# INSTRUCTIONS FOR THE TASK
Please turn the rows below into a numbered list, leaving out blank lines and the pictures.

-- -- --

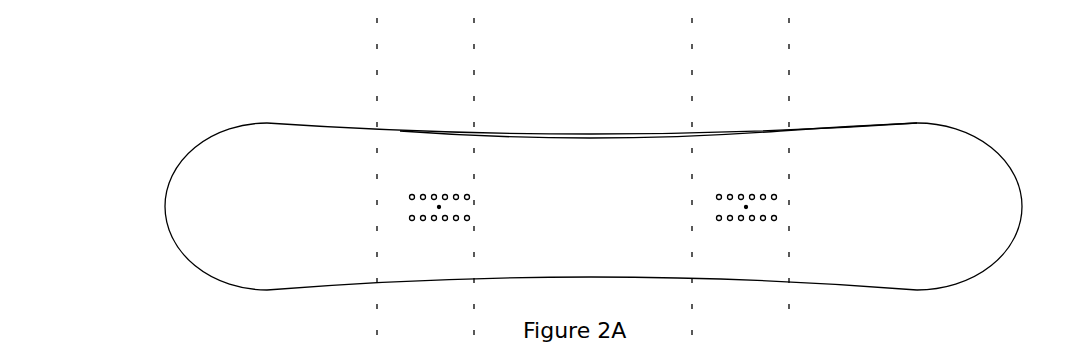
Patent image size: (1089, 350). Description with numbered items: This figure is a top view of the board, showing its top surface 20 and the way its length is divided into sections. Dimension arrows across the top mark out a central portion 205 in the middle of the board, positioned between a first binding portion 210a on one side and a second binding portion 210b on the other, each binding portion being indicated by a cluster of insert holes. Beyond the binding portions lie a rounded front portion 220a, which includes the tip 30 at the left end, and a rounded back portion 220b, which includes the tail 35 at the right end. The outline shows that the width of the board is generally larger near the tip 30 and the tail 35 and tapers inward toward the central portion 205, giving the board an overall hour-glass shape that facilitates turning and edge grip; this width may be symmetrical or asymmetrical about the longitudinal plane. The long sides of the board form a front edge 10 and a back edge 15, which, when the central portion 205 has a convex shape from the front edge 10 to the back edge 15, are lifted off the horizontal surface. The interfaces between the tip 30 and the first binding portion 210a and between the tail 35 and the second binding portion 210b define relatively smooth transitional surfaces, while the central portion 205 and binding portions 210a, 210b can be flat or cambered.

The front edge 10 is at (583, 277).
The back edge 15 is at (566, 133).
The top surface 20 is at (812, 148).
The tip 30 is at (195, 180).
The tail 35 is at (1005, 192).
The central portion 205 is at (691, 32).
The first binding portion 210a is at (473, 32).
The second binding portion 210b is at (788, 30).
The rounded front portion 220a is at (376, 34).
The rounded back portion 220b is at (1018, 25).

-- -- --

# RESPONSE TO THE TASK
1. Patent image size: (1089, 350). Description with numbered items: This figure is a top view of the board, showing its top surface 20 and the way its length is divided into sections. Dimension arrows across the top mark out a central portion 205 in the middle of the board, positioned between a first binding portion 210a on one side and a second binding portion 210b on the other, each binding portion being indicated by a cluster of insert holes. Beyond the binding portions lie a rounded front portion 220a, which includes the tip 30 at the left end, and a rounded back portion 220b, which includes the tail 35 at the right end. The outline shows that the width of the board is generally larger near the tip 30 and the tail 35 and tapers inward toward the central portion 205, giving the board an overall hour-glass shape that facilitates turning and edge grip; this width may be symmetrical or asymmetrical about the longitudinal plane. The long sides of the board form a front edge 10 and a back edge 15, which, when the central portion 205 has a convex shape from the front edge 10 to the back edge 15, are lifted off the horizontal surface. The interfaces between the tip 30 and the first binding portion 210a and between the tail 35 and the second binding portion 210b define relatively smooth transitional surfaces, while the central portion 205 and binding portions 210a, 210b can be flat or cambered.
2. The front edge 10 is at (583, 277).
3. The back edge 15 is at (566, 133).
4. The top surface 20 is at (812, 148).
5. The tip 30 is at (195, 180).
6. The tail 35 is at (1005, 192).
7. The central portion 205 is at (691, 32).
8. The first binding portion 210a is at (473, 32).
9. The second binding portion 210b is at (788, 30).
10. The rounded front portion 220a is at (376, 34).
11. The rounded back portion 220b is at (1018, 25).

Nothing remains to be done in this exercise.